[Start RECORD EXCERPTS]

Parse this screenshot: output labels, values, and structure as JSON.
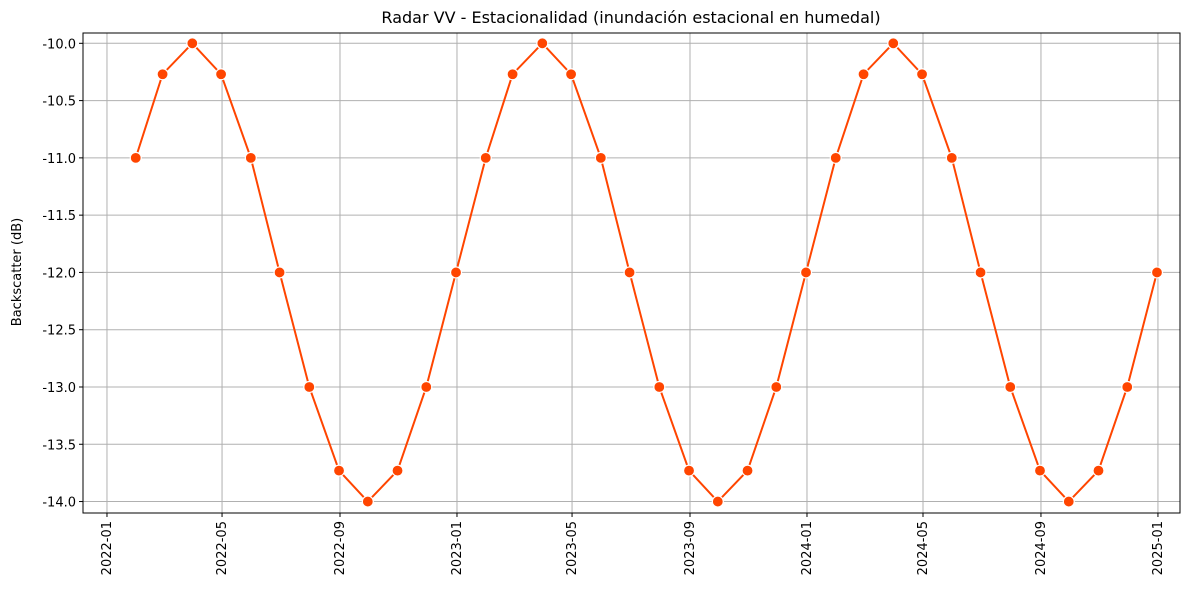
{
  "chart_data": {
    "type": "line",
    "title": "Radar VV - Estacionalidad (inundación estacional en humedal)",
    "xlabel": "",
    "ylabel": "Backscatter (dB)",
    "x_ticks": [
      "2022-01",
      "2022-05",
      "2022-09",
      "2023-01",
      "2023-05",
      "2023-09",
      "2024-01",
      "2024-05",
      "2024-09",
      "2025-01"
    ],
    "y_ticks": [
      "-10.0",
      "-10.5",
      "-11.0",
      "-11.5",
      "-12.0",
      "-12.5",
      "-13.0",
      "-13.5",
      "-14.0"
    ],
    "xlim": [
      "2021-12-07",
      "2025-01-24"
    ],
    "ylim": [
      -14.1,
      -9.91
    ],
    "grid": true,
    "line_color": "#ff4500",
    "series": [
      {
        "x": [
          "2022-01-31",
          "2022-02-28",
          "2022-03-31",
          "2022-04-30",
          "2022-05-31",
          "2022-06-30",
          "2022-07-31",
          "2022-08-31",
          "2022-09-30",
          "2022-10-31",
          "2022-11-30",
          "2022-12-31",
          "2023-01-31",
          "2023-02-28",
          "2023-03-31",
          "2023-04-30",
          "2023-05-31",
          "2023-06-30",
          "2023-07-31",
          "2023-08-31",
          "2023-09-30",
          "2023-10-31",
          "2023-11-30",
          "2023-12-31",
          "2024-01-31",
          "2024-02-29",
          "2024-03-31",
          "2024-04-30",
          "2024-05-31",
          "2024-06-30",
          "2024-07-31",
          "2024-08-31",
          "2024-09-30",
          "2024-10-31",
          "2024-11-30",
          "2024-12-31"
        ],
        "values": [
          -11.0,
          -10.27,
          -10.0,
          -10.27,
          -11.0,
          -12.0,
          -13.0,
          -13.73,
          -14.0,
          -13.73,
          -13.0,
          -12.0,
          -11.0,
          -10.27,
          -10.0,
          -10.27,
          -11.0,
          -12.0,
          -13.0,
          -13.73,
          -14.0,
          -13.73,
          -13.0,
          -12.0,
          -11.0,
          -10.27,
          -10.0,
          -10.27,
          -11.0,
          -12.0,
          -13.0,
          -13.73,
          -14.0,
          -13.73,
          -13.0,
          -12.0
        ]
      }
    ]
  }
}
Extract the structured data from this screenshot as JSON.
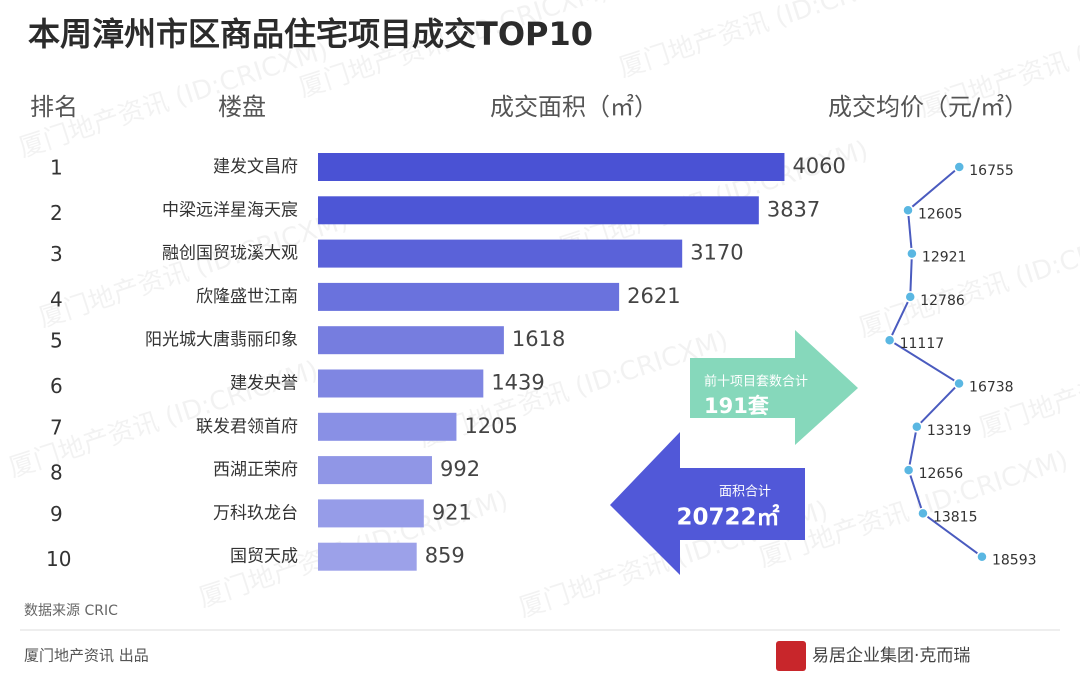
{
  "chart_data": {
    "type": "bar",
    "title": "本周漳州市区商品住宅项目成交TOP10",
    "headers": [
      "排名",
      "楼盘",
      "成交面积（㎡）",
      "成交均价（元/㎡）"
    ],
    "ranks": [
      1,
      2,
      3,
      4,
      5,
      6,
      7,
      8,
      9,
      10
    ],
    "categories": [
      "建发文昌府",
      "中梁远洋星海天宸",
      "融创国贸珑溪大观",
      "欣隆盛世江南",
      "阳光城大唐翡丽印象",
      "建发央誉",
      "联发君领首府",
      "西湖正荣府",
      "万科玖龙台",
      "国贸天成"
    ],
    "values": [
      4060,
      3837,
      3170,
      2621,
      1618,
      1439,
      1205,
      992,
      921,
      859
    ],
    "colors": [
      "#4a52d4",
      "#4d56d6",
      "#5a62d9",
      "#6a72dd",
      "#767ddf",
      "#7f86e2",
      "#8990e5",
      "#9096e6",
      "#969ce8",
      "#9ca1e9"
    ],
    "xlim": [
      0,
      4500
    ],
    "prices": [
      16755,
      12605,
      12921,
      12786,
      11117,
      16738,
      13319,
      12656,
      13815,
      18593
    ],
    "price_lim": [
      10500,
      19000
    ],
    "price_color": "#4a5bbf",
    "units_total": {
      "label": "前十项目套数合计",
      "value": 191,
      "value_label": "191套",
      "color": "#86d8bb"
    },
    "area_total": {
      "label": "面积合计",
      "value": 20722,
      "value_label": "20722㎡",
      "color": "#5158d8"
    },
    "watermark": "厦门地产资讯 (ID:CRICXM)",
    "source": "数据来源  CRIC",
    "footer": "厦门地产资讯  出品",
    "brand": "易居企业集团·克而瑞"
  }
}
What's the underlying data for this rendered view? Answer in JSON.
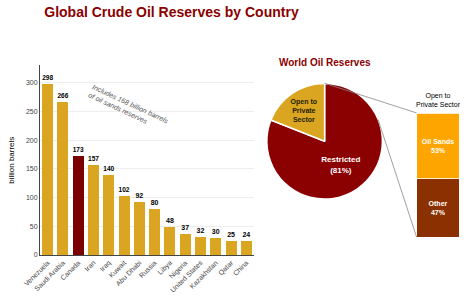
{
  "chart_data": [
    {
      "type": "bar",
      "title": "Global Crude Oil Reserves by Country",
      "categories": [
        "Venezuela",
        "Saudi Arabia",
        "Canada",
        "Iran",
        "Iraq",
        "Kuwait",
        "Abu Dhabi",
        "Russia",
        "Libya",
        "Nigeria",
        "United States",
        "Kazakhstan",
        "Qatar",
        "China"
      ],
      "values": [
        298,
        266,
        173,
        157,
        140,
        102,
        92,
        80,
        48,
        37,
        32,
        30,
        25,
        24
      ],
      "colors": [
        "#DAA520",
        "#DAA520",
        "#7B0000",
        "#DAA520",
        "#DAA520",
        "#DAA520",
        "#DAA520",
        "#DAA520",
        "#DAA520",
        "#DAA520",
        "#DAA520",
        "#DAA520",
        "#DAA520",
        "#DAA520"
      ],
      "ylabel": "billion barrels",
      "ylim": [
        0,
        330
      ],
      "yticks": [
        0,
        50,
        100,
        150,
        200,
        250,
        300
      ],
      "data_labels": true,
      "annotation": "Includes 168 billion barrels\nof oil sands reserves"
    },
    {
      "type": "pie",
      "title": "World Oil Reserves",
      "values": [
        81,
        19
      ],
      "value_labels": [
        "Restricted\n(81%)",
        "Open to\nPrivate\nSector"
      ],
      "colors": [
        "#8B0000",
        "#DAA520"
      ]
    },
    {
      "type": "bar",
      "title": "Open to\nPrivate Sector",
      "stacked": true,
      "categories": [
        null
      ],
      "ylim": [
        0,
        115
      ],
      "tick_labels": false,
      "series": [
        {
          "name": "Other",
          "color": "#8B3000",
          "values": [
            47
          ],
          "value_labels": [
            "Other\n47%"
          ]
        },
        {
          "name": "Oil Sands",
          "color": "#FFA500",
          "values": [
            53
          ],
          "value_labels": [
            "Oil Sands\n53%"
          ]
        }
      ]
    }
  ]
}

[End RECORD EXCERPTS]

Look over the listing. Pull out every line with the string "this" in it.

Parse this screenshot: output labels, values, and structure as JSON.
Extract the structured data from this screenshot as JSON.
What's the underlying data for this rendered view? Answer in JSON.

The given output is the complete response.